[Element placement data]
** begin **
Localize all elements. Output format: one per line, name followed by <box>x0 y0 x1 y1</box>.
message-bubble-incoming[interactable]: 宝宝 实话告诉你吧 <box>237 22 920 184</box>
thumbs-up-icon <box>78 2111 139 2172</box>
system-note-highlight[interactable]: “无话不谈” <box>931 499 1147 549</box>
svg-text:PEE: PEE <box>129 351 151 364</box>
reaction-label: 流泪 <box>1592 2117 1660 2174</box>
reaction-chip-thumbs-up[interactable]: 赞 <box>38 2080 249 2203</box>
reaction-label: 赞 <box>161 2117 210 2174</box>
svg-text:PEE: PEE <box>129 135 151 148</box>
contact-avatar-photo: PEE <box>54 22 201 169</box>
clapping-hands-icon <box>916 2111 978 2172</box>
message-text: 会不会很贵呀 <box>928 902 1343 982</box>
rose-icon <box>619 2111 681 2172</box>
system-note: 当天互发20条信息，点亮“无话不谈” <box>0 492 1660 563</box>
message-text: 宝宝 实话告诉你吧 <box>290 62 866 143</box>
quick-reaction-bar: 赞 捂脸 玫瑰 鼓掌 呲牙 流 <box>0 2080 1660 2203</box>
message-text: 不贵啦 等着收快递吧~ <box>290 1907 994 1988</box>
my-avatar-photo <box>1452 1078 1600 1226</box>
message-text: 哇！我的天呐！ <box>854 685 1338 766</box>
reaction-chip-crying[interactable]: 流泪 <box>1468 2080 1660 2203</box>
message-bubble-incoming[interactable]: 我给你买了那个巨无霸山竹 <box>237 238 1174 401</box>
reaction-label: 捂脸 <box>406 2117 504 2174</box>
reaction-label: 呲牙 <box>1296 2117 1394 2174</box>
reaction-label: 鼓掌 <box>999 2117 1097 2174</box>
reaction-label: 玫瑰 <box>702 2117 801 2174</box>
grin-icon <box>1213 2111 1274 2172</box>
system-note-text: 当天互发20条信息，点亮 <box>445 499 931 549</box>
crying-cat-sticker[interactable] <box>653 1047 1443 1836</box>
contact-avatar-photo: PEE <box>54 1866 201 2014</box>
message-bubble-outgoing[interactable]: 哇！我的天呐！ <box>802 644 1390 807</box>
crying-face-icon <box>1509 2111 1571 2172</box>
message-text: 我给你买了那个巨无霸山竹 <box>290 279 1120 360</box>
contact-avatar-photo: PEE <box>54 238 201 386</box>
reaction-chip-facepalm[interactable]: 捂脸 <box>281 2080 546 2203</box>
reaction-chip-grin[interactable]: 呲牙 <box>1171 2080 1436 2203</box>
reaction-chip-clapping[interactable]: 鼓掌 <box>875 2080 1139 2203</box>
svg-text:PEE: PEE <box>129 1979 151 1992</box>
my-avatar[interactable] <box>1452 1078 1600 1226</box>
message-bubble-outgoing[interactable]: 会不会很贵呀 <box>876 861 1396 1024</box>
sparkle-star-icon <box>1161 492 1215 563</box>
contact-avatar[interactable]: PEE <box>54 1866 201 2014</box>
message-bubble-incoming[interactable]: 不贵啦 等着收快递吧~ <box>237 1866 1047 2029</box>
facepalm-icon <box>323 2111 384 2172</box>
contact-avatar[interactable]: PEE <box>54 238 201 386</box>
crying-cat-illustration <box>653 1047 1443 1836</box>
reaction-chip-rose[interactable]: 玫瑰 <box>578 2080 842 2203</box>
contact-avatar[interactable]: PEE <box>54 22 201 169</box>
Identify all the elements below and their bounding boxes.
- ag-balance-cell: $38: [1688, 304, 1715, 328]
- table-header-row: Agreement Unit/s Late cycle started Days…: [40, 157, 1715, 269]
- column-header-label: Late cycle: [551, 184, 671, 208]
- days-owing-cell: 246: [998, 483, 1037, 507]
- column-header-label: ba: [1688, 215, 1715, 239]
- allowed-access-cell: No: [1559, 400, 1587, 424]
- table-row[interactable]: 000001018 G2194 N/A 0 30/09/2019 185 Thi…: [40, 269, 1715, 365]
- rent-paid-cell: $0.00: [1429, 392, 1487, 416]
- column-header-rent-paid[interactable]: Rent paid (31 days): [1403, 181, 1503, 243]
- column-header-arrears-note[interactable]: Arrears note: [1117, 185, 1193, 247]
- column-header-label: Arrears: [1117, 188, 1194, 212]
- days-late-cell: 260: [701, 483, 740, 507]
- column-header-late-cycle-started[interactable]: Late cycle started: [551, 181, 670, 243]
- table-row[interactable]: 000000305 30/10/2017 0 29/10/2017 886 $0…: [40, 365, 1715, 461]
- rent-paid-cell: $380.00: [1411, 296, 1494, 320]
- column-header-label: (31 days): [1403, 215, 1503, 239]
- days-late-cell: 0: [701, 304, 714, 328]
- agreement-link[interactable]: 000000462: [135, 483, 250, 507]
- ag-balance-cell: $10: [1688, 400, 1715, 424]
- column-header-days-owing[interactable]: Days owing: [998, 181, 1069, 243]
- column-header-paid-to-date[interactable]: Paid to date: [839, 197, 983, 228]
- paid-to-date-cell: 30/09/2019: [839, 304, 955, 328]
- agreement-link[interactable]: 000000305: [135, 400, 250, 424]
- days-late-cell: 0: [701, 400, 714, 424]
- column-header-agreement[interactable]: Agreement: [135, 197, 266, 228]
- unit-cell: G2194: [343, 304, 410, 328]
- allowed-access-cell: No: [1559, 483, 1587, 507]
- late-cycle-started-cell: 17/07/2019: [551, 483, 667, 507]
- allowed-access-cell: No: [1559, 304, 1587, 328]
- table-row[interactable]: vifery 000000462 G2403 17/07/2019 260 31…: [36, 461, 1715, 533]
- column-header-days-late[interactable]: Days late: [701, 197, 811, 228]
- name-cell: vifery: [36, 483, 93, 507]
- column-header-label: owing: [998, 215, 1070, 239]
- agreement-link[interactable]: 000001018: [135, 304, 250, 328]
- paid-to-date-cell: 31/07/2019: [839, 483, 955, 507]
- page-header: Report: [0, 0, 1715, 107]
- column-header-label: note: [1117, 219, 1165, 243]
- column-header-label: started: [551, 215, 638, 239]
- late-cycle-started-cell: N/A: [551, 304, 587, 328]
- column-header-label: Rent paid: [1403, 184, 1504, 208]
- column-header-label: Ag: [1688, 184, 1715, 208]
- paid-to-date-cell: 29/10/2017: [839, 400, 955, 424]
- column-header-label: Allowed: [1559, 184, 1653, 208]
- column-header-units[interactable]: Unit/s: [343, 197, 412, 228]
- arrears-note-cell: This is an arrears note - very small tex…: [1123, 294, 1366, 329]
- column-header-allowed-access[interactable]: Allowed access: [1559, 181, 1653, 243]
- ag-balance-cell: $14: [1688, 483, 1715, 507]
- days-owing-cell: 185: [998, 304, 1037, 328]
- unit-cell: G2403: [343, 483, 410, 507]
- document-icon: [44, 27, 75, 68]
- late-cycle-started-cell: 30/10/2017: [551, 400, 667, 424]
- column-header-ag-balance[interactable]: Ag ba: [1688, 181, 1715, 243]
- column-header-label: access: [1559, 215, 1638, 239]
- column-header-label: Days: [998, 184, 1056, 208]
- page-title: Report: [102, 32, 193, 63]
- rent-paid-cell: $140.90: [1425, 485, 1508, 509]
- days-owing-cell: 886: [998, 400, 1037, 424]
** end **
_YOUR TASK_
Starting at the beginning of the items and ending at the line that contains "message-text: 我给你买了那个巨无霸山竹 <box>290", rewrite those lines with every "reaction-label" switched to "reaction-caption" and nothing else changed.

_SOLUTION_
Localize all elements. Output format: one per line, name followed by <box>x0 y0 x1 y1</box>.
message-bubble-incoming[interactable]: 宝宝 实话告诉你吧 <box>237 22 920 184</box>
thumbs-up-icon <box>78 2111 139 2172</box>
system-note-highlight[interactable]: “无话不谈” <box>931 499 1147 549</box>
svg-text:PEE: PEE <box>129 351 151 364</box>
reaction-caption: 流泪 <box>1592 2117 1660 2174</box>
reaction-chip-thumbs-up[interactable]: 赞 <box>38 2080 249 2203</box>
reaction-caption: 赞 <box>161 2117 210 2174</box>
svg-text:PEE: PEE <box>129 135 151 148</box>
contact-avatar-photo: PEE <box>54 22 201 169</box>
clapping-hands-icon <box>916 2111 978 2172</box>
message-text: 会不会很贵呀 <box>928 902 1343 982</box>
rose-icon <box>619 2111 681 2172</box>
system-note: 当天互发20条信息，点亮“无话不谈” <box>0 492 1660 563</box>
message-text: 宝宝 实话告诉你吧 <box>290 62 866 143</box>
quick-reaction-bar: 赞 捂脸 玫瑰 鼓掌 呲牙 流 <box>0 2080 1660 2203</box>
message-text: 不贵啦 等着收快递吧~ <box>290 1907 994 1988</box>
my-avatar-photo <box>1452 1078 1600 1226</box>
message-text: 哇！我的天呐！ <box>854 685 1338 766</box>
reaction-chip-crying[interactable]: 流泪 <box>1468 2080 1660 2203</box>
message-bubble-incoming[interactable]: 我给你买了那个巨无霸山竹 <box>237 238 1174 401</box>
reaction-caption: 捂脸 <box>406 2117 504 2174</box>
reaction-caption: 呲牙 <box>1296 2117 1394 2174</box>
reaction-caption: 鼓掌 <box>999 2117 1097 2174</box>
reaction-caption: 玫瑰 <box>702 2117 801 2174</box>
grin-icon <box>1213 2111 1274 2172</box>
system-note-text: 当天互发20条信息，点亮 <box>445 499 931 549</box>
crying-cat-sticker[interactable] <box>653 1047 1443 1836</box>
contact-avatar-photo: PEE <box>54 1866 201 2014</box>
message-bubble-outgoing[interactable]: 哇！我的天呐！ <box>802 644 1390 807</box>
crying-face-icon <box>1509 2111 1571 2172</box>
message-text: 我给你买了那个巨无霸山竹 <box>290 279 1120 360</box>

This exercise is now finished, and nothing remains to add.